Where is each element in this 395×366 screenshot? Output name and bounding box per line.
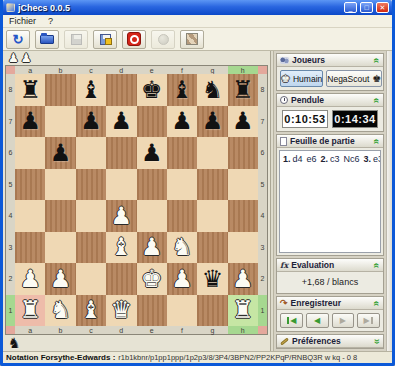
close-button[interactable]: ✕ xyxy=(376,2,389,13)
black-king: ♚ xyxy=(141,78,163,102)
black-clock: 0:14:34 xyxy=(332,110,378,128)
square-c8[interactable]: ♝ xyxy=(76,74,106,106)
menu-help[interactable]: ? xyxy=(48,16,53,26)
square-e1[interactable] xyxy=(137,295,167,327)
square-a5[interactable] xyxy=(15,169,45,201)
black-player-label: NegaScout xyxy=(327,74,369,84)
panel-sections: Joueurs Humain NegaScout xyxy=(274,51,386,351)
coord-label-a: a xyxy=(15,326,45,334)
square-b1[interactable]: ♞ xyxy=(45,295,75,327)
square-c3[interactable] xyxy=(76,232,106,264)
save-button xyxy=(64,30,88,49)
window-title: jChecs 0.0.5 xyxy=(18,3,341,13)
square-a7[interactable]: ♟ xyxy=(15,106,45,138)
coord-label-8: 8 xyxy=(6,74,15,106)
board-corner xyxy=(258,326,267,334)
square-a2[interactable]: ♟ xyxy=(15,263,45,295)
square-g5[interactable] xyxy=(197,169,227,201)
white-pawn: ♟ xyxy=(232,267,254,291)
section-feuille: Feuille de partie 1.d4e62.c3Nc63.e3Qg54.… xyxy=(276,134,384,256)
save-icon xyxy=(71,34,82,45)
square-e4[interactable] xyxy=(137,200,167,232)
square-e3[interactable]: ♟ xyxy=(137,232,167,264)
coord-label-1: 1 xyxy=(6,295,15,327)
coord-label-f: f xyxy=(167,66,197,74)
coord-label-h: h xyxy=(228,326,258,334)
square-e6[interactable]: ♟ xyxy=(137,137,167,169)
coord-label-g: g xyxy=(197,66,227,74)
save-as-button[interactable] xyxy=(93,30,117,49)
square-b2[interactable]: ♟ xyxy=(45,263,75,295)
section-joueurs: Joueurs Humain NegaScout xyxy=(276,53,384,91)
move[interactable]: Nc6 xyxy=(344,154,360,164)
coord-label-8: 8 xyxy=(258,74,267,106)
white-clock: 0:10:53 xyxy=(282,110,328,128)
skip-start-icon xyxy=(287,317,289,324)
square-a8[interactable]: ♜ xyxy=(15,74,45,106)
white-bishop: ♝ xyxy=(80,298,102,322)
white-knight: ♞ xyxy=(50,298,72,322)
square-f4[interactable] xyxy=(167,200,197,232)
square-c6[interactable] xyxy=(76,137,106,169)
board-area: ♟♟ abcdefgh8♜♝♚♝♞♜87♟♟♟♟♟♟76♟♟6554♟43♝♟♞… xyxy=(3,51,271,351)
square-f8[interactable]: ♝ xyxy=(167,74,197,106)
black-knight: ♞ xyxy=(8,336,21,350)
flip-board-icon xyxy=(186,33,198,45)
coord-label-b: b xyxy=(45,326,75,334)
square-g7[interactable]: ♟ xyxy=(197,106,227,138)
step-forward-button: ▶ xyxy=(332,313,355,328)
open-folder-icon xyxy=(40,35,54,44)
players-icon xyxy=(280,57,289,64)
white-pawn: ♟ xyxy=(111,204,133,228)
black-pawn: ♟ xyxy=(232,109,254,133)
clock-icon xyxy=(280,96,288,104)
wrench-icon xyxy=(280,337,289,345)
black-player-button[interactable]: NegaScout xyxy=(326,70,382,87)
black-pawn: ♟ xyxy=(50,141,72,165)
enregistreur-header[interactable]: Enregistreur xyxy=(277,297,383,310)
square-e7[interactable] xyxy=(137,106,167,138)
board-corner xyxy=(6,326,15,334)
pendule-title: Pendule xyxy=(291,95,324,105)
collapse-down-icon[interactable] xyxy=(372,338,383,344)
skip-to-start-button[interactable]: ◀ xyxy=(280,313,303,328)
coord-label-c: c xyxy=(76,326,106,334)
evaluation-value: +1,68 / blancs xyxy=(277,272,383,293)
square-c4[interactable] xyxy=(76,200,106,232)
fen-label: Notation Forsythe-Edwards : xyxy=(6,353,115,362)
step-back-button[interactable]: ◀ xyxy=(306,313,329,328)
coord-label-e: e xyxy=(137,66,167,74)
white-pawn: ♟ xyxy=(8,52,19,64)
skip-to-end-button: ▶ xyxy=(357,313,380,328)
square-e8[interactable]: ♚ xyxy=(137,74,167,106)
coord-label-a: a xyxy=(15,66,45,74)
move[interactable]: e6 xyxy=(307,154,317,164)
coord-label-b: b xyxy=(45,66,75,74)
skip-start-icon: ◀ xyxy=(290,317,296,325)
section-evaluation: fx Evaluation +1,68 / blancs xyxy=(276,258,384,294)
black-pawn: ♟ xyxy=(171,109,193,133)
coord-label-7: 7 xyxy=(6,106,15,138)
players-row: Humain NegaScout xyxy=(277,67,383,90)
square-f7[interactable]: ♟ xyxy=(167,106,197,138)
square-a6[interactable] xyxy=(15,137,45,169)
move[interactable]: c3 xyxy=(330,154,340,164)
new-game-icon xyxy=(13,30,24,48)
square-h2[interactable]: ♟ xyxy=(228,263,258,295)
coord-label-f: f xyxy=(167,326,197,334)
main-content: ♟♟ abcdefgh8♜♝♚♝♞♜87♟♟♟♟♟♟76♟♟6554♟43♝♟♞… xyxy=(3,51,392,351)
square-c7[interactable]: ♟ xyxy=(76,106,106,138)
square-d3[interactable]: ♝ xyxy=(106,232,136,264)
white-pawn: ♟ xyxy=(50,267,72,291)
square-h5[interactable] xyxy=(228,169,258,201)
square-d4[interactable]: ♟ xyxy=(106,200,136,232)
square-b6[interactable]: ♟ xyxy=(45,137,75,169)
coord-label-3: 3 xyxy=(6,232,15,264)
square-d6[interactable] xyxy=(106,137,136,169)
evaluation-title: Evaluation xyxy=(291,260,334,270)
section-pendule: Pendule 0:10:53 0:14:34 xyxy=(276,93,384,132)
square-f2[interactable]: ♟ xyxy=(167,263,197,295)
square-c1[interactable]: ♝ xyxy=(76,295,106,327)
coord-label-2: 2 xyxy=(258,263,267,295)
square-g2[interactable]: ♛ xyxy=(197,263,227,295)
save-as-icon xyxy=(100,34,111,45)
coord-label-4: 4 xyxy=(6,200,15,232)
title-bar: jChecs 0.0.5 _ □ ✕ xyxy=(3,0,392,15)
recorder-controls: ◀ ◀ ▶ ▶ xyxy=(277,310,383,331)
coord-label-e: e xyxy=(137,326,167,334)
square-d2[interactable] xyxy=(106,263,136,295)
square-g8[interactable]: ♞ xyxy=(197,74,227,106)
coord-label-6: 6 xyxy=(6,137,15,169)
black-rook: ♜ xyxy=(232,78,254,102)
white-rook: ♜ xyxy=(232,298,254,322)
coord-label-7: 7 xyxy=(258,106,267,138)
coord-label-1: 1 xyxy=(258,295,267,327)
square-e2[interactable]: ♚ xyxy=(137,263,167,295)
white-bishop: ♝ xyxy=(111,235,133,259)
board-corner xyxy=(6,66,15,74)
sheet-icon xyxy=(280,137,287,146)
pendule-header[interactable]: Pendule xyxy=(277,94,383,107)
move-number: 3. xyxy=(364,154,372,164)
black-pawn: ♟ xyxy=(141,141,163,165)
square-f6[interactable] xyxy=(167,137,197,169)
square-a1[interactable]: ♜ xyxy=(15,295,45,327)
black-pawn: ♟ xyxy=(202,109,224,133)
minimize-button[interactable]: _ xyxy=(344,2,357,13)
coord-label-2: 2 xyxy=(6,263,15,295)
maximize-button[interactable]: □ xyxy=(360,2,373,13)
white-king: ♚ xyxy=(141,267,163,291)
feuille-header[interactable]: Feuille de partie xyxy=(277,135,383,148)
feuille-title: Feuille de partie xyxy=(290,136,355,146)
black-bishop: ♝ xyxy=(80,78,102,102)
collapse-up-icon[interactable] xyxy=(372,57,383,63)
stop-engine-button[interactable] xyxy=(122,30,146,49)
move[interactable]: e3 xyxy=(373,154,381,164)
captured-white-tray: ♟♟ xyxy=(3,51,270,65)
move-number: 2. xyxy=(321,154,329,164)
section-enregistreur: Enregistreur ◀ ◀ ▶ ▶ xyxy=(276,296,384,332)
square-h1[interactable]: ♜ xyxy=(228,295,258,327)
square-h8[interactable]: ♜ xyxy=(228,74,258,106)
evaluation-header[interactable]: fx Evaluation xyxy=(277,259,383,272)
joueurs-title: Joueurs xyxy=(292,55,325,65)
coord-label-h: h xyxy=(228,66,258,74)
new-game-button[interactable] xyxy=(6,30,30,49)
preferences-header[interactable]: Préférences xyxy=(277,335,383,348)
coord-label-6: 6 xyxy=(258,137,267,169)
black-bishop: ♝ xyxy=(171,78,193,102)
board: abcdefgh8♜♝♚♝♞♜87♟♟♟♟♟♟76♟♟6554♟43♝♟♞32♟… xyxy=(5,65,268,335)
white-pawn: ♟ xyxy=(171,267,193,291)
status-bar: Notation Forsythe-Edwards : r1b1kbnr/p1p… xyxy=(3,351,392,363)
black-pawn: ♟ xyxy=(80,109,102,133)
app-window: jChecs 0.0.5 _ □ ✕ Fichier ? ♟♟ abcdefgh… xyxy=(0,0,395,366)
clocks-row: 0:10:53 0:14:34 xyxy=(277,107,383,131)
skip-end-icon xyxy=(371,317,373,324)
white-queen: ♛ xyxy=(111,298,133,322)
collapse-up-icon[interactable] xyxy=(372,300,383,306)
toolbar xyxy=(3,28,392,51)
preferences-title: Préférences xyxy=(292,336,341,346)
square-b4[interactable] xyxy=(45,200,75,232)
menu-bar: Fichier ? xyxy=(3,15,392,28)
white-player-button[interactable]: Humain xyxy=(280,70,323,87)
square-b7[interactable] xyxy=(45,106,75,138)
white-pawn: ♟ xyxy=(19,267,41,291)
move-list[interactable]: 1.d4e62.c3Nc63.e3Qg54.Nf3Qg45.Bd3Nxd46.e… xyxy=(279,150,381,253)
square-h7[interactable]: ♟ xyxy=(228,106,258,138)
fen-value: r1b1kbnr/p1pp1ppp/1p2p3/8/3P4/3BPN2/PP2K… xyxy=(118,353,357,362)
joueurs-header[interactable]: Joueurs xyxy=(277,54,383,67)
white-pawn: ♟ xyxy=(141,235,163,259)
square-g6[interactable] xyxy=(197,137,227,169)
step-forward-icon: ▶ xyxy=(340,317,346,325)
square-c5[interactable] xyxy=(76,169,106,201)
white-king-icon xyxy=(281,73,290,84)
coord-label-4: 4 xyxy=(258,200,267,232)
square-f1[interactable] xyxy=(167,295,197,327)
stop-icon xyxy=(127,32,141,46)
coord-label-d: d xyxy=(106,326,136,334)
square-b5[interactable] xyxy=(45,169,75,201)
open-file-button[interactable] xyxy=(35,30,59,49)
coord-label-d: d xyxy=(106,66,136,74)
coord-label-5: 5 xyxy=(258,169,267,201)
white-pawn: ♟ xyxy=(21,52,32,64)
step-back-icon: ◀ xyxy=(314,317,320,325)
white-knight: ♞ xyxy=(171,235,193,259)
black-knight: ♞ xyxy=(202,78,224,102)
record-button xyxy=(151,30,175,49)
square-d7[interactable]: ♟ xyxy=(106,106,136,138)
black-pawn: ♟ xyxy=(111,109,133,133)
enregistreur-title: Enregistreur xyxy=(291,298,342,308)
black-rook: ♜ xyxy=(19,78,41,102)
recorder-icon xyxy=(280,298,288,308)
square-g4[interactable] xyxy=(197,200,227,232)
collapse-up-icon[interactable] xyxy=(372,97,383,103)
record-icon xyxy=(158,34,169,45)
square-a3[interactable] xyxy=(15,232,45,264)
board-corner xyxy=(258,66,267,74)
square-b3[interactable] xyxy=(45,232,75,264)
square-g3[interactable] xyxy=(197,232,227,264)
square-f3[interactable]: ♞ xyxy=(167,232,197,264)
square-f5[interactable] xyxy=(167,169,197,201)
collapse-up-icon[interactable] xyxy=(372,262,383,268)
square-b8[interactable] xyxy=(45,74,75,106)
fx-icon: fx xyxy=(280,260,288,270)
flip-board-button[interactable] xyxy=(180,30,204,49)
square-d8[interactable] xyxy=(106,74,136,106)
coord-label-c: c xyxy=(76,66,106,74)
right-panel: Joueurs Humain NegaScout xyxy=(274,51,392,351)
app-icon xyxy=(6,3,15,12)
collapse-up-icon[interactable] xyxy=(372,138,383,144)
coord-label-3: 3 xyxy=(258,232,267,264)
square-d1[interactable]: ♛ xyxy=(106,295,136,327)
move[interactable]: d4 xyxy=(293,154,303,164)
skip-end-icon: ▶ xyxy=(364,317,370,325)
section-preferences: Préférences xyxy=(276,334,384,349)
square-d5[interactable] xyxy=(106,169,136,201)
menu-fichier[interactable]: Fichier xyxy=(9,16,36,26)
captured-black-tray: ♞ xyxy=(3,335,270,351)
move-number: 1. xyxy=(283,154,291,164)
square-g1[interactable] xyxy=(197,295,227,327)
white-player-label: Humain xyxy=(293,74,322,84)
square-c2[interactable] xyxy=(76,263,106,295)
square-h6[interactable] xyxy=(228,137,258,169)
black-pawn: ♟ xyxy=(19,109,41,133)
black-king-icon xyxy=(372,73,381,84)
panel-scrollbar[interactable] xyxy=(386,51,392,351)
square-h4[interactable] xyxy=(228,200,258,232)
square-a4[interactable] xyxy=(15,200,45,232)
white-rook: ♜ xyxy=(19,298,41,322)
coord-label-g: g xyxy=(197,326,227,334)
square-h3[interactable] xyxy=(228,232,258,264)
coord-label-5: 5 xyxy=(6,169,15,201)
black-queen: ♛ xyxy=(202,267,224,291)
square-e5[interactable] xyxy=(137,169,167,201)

━━━━━━━━

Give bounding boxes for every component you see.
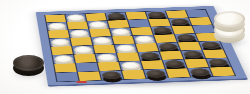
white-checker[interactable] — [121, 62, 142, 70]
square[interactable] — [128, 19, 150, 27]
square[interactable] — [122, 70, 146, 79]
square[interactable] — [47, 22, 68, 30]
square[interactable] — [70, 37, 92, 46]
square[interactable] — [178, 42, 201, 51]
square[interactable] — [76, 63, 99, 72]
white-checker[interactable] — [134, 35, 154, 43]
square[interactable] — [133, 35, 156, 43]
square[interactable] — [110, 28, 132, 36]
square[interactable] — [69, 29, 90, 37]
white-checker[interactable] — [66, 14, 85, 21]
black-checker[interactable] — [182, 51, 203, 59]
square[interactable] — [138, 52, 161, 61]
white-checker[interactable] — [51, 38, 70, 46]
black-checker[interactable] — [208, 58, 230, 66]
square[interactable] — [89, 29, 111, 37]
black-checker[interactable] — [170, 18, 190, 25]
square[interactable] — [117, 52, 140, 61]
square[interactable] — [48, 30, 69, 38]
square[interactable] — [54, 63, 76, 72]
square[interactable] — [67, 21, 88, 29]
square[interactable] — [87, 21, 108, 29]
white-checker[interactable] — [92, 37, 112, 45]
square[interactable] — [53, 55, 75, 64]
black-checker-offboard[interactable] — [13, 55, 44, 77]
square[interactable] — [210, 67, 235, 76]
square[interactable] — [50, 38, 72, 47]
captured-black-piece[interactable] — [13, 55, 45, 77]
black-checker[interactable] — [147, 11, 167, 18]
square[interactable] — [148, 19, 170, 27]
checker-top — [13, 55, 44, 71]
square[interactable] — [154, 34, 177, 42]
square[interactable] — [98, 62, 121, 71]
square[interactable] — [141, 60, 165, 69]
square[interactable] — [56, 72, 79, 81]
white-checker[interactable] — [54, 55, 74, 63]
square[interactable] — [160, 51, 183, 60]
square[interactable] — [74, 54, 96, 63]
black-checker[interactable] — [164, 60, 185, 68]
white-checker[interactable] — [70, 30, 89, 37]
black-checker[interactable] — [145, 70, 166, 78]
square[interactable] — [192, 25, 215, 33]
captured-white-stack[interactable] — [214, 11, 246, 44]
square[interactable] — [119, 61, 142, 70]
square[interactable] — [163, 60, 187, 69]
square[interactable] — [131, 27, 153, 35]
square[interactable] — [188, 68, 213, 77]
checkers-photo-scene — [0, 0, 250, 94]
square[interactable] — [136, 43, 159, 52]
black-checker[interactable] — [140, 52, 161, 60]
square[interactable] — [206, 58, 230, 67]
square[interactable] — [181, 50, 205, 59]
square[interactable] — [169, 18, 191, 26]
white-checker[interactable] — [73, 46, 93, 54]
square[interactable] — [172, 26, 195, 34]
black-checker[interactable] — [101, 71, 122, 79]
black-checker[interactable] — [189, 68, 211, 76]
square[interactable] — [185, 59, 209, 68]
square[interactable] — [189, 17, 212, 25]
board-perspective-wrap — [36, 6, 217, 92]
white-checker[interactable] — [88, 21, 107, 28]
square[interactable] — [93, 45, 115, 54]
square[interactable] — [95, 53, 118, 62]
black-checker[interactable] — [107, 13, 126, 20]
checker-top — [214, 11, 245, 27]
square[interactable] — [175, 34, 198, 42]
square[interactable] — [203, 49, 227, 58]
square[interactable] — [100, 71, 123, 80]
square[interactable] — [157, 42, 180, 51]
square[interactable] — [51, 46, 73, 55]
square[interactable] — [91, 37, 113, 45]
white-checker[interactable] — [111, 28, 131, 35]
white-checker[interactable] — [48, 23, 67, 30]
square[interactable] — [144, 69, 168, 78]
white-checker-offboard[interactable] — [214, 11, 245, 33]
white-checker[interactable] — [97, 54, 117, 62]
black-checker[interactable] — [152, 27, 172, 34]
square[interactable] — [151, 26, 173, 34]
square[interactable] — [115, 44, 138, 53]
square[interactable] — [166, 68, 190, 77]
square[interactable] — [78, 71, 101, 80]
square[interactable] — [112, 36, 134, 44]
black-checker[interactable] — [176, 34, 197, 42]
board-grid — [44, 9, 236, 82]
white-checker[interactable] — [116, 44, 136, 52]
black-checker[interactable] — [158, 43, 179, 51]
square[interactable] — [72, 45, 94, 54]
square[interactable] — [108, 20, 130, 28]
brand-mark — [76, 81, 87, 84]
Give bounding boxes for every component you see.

━━━━━━━━

** What the task requires **
Copy out the rows between the line holding "close-button[interactable]: ✕ xyxy=(376,2,389,13)" and the line holding "window-title: jChecs 0.0.5 xyxy=(18,3,341,13)", inclusive, reproducing each one character for character.

** Answer to this problem **
close-button[interactable]: ✕ xyxy=(376,2,389,13)
black-king: ♚ xyxy=(141,78,163,102)
black-clock: 0:14:34 xyxy=(332,110,378,128)
square-c8[interactable]: ♝ xyxy=(76,74,106,106)
menu-help[interactable]: ? xyxy=(48,16,53,26)
square-e1[interactable] xyxy=(137,295,167,327)
square-a5[interactable] xyxy=(15,169,45,201)
black-player-label: NegaScout xyxy=(327,74,369,84)
panel-sections: Joueurs Humain NegaScout xyxy=(274,51,386,351)
coord-label-a: a xyxy=(15,326,45,334)
square-b1[interactable]: ♞ xyxy=(45,295,75,327)
square-c3[interactable] xyxy=(76,232,106,264)
save-button xyxy=(64,30,88,49)
window-title: jChecs 0.0.5 xyxy=(18,3,341,13)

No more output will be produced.